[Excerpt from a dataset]
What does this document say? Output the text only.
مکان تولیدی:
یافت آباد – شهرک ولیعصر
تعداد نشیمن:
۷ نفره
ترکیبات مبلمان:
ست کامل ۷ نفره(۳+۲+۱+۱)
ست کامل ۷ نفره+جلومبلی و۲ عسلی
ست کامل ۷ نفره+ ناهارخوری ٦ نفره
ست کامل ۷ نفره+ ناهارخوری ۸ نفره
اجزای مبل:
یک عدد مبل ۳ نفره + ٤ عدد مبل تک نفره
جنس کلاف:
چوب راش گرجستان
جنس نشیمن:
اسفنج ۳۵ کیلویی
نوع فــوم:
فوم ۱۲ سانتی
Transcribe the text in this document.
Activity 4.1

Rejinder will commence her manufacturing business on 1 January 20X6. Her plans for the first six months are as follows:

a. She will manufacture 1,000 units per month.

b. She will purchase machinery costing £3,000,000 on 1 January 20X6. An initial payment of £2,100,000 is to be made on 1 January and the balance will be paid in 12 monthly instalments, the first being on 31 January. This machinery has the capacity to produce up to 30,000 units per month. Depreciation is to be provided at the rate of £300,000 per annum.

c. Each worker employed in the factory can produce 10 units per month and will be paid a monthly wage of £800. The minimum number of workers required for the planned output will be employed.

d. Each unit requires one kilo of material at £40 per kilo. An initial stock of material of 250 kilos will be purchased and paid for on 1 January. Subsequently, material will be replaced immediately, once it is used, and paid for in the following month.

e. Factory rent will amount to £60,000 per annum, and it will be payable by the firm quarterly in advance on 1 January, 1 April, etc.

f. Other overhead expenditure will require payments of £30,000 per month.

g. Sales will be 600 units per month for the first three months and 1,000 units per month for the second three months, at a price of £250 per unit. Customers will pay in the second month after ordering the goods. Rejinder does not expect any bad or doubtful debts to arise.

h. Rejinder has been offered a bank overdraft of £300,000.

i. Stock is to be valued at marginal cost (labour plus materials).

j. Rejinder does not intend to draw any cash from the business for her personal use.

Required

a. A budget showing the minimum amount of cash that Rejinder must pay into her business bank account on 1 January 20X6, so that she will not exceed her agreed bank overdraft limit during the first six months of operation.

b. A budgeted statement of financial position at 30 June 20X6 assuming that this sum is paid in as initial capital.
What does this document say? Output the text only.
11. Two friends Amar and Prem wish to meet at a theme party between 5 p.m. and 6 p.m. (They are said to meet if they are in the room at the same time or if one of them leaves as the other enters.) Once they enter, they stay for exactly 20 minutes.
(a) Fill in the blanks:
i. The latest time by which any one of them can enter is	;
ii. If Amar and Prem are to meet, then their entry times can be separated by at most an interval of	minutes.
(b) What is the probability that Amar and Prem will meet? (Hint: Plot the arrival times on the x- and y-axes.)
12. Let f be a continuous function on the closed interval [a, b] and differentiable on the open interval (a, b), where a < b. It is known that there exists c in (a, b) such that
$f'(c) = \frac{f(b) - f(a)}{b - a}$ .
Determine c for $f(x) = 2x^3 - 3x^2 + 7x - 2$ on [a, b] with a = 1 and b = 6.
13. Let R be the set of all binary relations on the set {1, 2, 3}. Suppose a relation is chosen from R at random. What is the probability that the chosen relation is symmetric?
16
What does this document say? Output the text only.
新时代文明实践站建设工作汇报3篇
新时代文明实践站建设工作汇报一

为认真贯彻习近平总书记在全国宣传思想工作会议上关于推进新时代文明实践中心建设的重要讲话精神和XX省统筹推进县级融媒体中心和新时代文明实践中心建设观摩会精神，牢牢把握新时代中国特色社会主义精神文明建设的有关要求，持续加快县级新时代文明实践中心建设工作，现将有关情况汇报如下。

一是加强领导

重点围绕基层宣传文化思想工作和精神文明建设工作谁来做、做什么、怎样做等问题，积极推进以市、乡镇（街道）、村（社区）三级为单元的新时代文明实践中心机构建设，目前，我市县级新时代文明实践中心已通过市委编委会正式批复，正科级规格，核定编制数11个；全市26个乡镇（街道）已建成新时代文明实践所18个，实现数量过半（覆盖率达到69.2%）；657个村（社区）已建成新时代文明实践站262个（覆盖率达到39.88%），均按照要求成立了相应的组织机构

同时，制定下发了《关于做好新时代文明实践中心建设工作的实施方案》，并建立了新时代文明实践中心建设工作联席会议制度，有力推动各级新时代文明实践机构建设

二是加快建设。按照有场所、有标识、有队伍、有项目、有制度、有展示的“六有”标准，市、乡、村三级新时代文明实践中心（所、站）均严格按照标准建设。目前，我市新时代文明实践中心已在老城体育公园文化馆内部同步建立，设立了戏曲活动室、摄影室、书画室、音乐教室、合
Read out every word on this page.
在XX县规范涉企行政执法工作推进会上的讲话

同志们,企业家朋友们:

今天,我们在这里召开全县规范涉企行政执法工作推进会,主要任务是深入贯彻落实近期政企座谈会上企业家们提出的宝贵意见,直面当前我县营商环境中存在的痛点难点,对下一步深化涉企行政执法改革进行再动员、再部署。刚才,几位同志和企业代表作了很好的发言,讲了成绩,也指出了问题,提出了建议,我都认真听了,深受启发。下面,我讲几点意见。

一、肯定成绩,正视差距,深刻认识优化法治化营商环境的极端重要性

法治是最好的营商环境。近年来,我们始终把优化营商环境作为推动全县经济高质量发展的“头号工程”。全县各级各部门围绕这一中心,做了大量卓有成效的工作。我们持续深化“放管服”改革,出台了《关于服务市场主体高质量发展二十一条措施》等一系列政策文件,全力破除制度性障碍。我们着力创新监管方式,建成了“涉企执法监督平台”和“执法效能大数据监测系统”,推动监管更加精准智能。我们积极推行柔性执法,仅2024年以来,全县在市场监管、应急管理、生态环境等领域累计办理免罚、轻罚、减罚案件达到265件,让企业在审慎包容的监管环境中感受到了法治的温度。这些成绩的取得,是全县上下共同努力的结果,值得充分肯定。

* **Objective**: Give the lines from the one containing "Read out every word on this page." through the end of the entries again, exactly as written and with no other lines.

* **Written response**:
Read out every word on this page.
在XX县规范涉企行政执法工作推进会上的讲话

同志们,企业家朋友们:

今天,我们在这里召开全县规范涉企行政执法工作推进会,主要任务是深入贯彻落实近期政企座谈会上企业家们提出的宝贵意见,直面当前我县营商环境中存在的痛点难点,对下一步深化涉企行政执法改革进行再动员、再部署。刚才,几位同志和企业代表作了很好的发言,讲了成绩,也指出了问题,提出了建议,我都认真听了,深受启发。下面,我讲几点意见。

一、肯定成绩,正视差距,深刻认识优化法治化营商环境的极端重要性

法治是最好的营商环境。近年来,我们始终把优化营商环境作为推动全县经济高质量发展的“头号工程”。全县各级各部门围绕这一中心,做了大量卓有成效的工作。我们持续深化“放管服”改革,出台了《关于服务市场主体高质量发展二十一条措施》等一系列政策文件,全力破除制度性障碍。我们着力创新监管方式,建成了“涉企执法监督平台”和“执法效能大数据监测系统”,推动监管更加精准智能。我们积极推行柔性执法,仅2024年以来,全县在市场监管、应急管理、生态环境等领域累计办理免罚、轻罚、减罚案件达到265件,让企业在审慎包容的监管环境中感受到了法治的温度。这些成绩的取得,是全县上下共同努力的结果,值得充分肯定。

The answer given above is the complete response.